Exercise brief: Omit every image, and transcribe the remaining entries exactly as given.

--------------------

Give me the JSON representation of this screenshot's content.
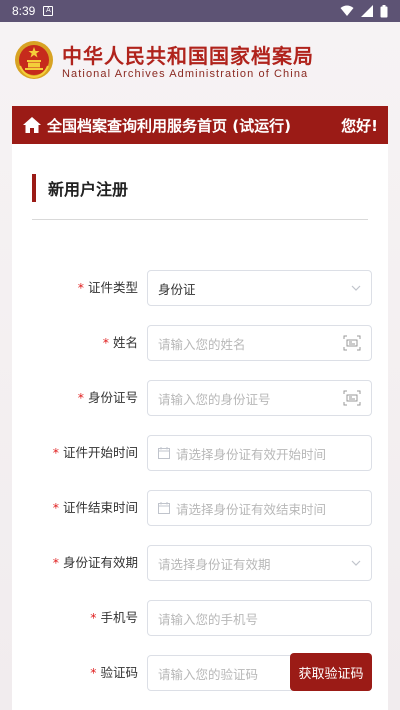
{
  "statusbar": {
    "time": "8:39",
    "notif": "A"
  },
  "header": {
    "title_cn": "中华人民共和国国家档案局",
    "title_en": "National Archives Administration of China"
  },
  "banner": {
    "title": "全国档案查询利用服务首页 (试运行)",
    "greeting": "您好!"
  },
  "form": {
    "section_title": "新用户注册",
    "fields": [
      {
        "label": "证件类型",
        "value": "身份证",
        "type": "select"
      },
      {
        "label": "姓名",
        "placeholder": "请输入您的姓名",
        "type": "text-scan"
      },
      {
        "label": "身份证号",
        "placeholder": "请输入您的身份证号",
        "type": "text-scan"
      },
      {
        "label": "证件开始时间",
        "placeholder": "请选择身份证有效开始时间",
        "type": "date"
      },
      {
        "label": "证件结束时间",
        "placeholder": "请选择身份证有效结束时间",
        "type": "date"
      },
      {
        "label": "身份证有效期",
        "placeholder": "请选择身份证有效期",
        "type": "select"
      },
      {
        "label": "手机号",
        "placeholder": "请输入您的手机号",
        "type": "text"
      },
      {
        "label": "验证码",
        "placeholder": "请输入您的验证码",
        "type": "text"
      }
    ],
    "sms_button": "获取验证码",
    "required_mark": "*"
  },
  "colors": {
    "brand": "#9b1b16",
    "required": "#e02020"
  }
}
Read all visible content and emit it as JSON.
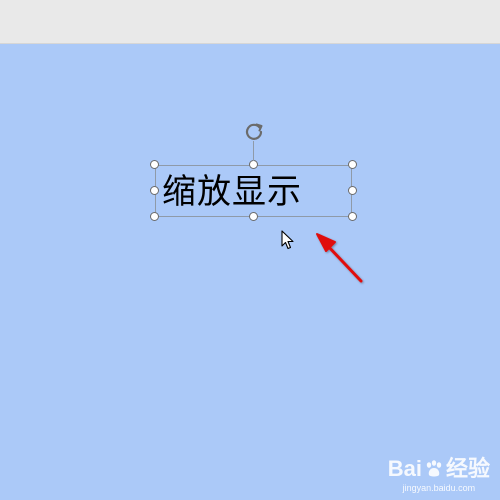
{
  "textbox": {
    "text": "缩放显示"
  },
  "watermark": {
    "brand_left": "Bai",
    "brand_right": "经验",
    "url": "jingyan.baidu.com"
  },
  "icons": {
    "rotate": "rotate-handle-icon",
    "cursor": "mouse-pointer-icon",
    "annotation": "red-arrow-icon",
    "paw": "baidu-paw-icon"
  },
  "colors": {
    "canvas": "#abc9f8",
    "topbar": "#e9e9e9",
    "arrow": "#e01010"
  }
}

--------------------

Exercise result:
Give me the JSON representation of this screenshot's content.
{
  "statusbar": {
    "time": "8:39",
    "notif": "A"
  },
  "header": {
    "title_cn": "中华人民共和国国家档案局",
    "title_en": "National Archives Administration of China"
  },
  "banner": {
    "title": "全国档案查询利用服务首页 (试运行)",
    "greeting": "您好!"
  },
  "form": {
    "section_title": "新用户注册",
    "fields": [
      {
        "label": "证件类型",
        "value": "身份证",
        "type": "select"
      },
      {
        "label": "姓名",
        "placeholder": "请输入您的姓名",
        "type": "text-scan"
      },
      {
        "label": "身份证号",
        "placeholder": "请输入您的身份证号",
        "type": "text-scan"
      },
      {
        "label": "证件开始时间",
        "placeholder": "请选择身份证有效开始时间",
        "type": "date"
      },
      {
        "label": "证件结束时间",
        "placeholder": "请选择身份证有效结束时间",
        "type": "date"
      },
      {
        "label": "身份证有效期",
        "placeholder": "请选择身份证有效期",
        "type": "select"
      },
      {
        "label": "手机号",
        "placeholder": "请输入您的手机号",
        "type": "text"
      },
      {
        "label": "验证码",
        "placeholder": "请输入您的验证码",
        "type": "text"
      }
    ],
    "sms_button": "获取验证码",
    "required_mark": "*"
  },
  "colors": {
    "brand": "#9b1b16",
    "required": "#e02020"
  }
}
Read all visible content and emit it as JSON.
{
  "textbox": {
    "text": "缩放显示"
  },
  "watermark": {
    "brand_left": "Bai",
    "brand_right": "经验",
    "url": "jingyan.baidu.com"
  },
  "icons": {
    "rotate": "rotate-handle-icon",
    "cursor": "mouse-pointer-icon",
    "annotation": "red-arrow-icon",
    "paw": "baidu-paw-icon"
  },
  "colors": {
    "canvas": "#abc9f8",
    "topbar": "#e9e9e9",
    "arrow": "#e01010"
  }
}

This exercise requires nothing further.